What the task requires: Reproduce each of the following items line for line, changing nothing.

Dataset:
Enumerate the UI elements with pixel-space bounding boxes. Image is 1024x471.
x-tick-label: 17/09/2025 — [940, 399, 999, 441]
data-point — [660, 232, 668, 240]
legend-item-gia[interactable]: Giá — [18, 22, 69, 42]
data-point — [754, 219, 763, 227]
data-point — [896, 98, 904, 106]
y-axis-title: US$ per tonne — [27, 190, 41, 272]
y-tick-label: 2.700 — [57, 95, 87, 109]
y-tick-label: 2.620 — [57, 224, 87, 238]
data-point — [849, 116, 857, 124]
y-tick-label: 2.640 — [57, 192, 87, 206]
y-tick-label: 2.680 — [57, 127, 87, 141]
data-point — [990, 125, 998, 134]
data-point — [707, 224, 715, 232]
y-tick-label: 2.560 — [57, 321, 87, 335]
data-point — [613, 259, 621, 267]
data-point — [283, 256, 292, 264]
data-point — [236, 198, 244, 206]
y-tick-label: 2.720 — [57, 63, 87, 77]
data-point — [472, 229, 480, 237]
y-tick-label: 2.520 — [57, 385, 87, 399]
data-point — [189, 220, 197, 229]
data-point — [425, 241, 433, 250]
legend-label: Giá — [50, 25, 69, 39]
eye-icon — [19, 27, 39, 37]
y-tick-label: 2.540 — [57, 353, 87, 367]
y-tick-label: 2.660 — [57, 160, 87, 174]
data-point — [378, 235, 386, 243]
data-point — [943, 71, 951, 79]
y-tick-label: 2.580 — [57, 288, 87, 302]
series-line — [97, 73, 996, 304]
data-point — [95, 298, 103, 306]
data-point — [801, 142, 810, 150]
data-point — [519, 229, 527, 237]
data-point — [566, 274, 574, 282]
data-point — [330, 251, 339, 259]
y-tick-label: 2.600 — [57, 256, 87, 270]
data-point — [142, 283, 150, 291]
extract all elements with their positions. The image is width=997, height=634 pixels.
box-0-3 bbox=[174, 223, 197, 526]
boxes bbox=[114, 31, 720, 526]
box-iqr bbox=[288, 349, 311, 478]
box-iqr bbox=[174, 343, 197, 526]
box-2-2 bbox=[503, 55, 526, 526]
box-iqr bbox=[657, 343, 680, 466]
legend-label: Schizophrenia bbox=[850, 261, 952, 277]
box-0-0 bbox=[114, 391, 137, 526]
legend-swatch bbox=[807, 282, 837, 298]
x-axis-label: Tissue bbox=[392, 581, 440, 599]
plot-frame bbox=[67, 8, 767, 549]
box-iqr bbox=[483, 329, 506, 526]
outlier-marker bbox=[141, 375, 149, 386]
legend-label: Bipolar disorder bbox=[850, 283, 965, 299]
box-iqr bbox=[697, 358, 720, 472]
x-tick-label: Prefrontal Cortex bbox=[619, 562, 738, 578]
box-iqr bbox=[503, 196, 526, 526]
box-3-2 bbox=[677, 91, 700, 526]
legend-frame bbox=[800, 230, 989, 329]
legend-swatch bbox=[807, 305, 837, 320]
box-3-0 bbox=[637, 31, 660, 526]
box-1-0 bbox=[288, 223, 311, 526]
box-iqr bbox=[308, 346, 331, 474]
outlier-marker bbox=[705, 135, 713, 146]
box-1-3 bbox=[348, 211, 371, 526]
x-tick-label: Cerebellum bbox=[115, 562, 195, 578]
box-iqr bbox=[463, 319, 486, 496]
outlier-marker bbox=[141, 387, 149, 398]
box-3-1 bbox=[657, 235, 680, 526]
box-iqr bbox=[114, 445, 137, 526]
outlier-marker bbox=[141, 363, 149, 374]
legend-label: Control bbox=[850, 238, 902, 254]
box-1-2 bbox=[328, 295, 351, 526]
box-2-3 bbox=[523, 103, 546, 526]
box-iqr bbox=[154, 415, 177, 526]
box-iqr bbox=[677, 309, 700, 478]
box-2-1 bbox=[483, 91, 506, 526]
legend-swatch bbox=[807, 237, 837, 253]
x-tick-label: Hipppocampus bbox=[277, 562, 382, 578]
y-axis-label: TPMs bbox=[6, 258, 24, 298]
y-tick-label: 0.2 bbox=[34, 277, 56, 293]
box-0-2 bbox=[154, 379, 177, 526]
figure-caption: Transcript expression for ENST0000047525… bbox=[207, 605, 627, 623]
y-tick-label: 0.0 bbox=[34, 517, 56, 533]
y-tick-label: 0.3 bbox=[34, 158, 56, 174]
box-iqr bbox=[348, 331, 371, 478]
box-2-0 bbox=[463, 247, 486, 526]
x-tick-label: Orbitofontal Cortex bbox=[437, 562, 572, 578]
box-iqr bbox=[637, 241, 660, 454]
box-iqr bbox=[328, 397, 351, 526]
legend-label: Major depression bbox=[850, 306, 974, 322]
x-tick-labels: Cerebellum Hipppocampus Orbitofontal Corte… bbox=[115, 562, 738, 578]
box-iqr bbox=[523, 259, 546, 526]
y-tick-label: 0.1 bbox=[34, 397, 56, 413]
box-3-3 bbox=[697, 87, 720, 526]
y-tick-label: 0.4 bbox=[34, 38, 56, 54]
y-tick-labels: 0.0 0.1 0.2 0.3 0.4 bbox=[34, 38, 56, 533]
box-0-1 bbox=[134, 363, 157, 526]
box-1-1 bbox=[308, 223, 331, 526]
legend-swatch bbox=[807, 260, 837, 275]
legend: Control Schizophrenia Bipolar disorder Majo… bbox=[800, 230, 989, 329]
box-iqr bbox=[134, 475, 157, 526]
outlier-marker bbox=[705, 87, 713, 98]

Written solution:
Enumerate the UI elements with pixel-space bounding boxes. Image is 1024x471.
x-tick-label: 17/09/2025 — [940, 399, 999, 441]
data-point — [660, 232, 668, 240]
legend-item-gia[interactable]: Giá — [18, 22, 69, 42]
data-point — [754, 219, 763, 227]
data-point — [896, 98, 904, 106]
y-axis-title: US$ per tonne — [27, 190, 41, 272]
y-tick-label: 2.700 — [57, 95, 87, 109]
y-tick-label: 2.620 — [57, 224, 87, 238]
data-point — [849, 116, 857, 124]
y-tick-label: 2.640 — [57, 192, 87, 206]
y-tick-label: 2.680 — [57, 127, 87, 141]
data-point — [990, 125, 998, 134]
data-point — [707, 224, 715, 232]
y-tick-label: 2.560 — [57, 321, 87, 335]
data-point — [613, 259, 621, 267]
data-point — [283, 256, 292, 264]
data-point — [236, 198, 244, 206]
y-tick-label: 2.720 — [57, 63, 87, 77]
data-point — [472, 229, 480, 237]
y-tick-label: 2.520 — [57, 385, 87, 399]
data-point — [189, 220, 197, 229]
data-point — [425, 241, 433, 250]
legend-label: Giá — [50, 25, 69, 39]
eye-icon — [19, 27, 39, 37]
y-tick-label: 2.540 — [57, 353, 87, 367]
y-tick-label: 2.660 — [57, 160, 87, 174]
data-point — [378, 235, 386, 243]
data-point — [943, 71, 951, 79]
y-tick-label: 2.580 — [57, 288, 87, 302]
series-line — [97, 73, 996, 304]
data-point — [95, 298, 103, 306]
data-point — [801, 142, 810, 150]
data-point — [519, 229, 527, 237]
data-point — [566, 274, 574, 282]
data-point — [330, 251, 339, 259]
y-tick-label: 2.600 — [57, 256, 87, 270]
data-point — [142, 283, 150, 291]
extract all elements with their positions. The image is width=997, height=634 pixels.
box-0-3 bbox=[174, 223, 197, 526]
boxes bbox=[114, 31, 720, 526]
box-iqr bbox=[288, 349, 311, 478]
box-iqr bbox=[174, 343, 197, 526]
box-2-2 bbox=[503, 55, 526, 526]
box-iqr bbox=[657, 343, 680, 466]
legend-label: Schizophrenia bbox=[850, 261, 952, 277]
box-0-0 bbox=[114, 391, 137, 526]
legend-swatch bbox=[807, 282, 837, 298]
x-axis-label: Tissue bbox=[392, 581, 440, 599]
plot-frame bbox=[67, 8, 767, 549]
box-iqr bbox=[483, 329, 506, 526]
outlier-marker bbox=[141, 375, 149, 386]
legend-label: Bipolar disorder bbox=[850, 283, 965, 299]
box-iqr bbox=[697, 358, 720, 472]
x-tick-label: Prefrontal Cortex bbox=[619, 562, 738, 578]
box-iqr bbox=[503, 196, 526, 526]
box-3-2 bbox=[677, 91, 700, 526]
legend-frame bbox=[800, 230, 989, 329]
legend-swatch bbox=[807, 305, 837, 320]
box-3-0 bbox=[637, 31, 660, 526]
box-1-0 bbox=[288, 223, 311, 526]
box-iqr bbox=[308, 346, 331, 474]
outlier-marker bbox=[705, 135, 713, 146]
box-1-3 bbox=[348, 211, 371, 526]
x-tick-label: Cerebellum bbox=[115, 562, 195, 578]
box-iqr bbox=[463, 319, 486, 496]
outlier-marker bbox=[141, 387, 149, 398]
box-3-1 bbox=[657, 235, 680, 526]
box-iqr bbox=[114, 445, 137, 526]
outlier-marker bbox=[141, 363, 149, 374]
legend-label: Control bbox=[850, 238, 902, 254]
box-1-2 bbox=[328, 295, 351, 526]
box-2-3 bbox=[523, 103, 546, 526]
box-iqr bbox=[154, 415, 177, 526]
box-iqr bbox=[677, 309, 700, 478]
box-2-1 bbox=[483, 91, 506, 526]
legend-swatch bbox=[807, 237, 837, 253]
x-tick-label: Hipppocampus bbox=[277, 562, 382, 578]
y-axis-label: TPMs bbox=[6, 258, 24, 298]
y-tick-label: 0.2 bbox=[34, 277, 56, 293]
box-0-2 bbox=[154, 379, 177, 526]
figure-caption: Transcript expression for ENST0000047525… bbox=[207, 605, 627, 623]
y-tick-label: 0.0 bbox=[34, 517, 56, 533]
y-tick-label: 0.3 bbox=[34, 158, 56, 174]
box-iqr bbox=[348, 331, 371, 478]
box-2-0 bbox=[463, 247, 486, 526]
x-tick-label: Orbitofontal Cortex bbox=[437, 562, 572, 578]
box-iqr bbox=[637, 241, 660, 454]
box-iqr bbox=[328, 397, 351, 526]
legend-label: Major depression bbox=[850, 306, 974, 322]
x-tick-labels: Cerebellum Hipppocampus Orbitofontal Corte… bbox=[115, 562, 738, 578]
box-iqr bbox=[523, 259, 546, 526]
y-tick-label: 0.1 bbox=[34, 397, 56, 413]
box-3-3 bbox=[697, 87, 720, 526]
y-tick-label: 0.4 bbox=[34, 38, 56, 54]
y-tick-labels: 0.0 0.1 0.2 0.3 0.4 bbox=[34, 38, 56, 533]
box-0-1 bbox=[134, 363, 157, 526]
box-1-1 bbox=[308, 223, 331, 526]
legend-swatch bbox=[807, 260, 837, 275]
legend: Control Schizophrenia Bipolar disorder Majo… bbox=[800, 230, 989, 329]
box-iqr bbox=[134, 475, 157, 526]
outlier-marker bbox=[705, 87, 713, 98]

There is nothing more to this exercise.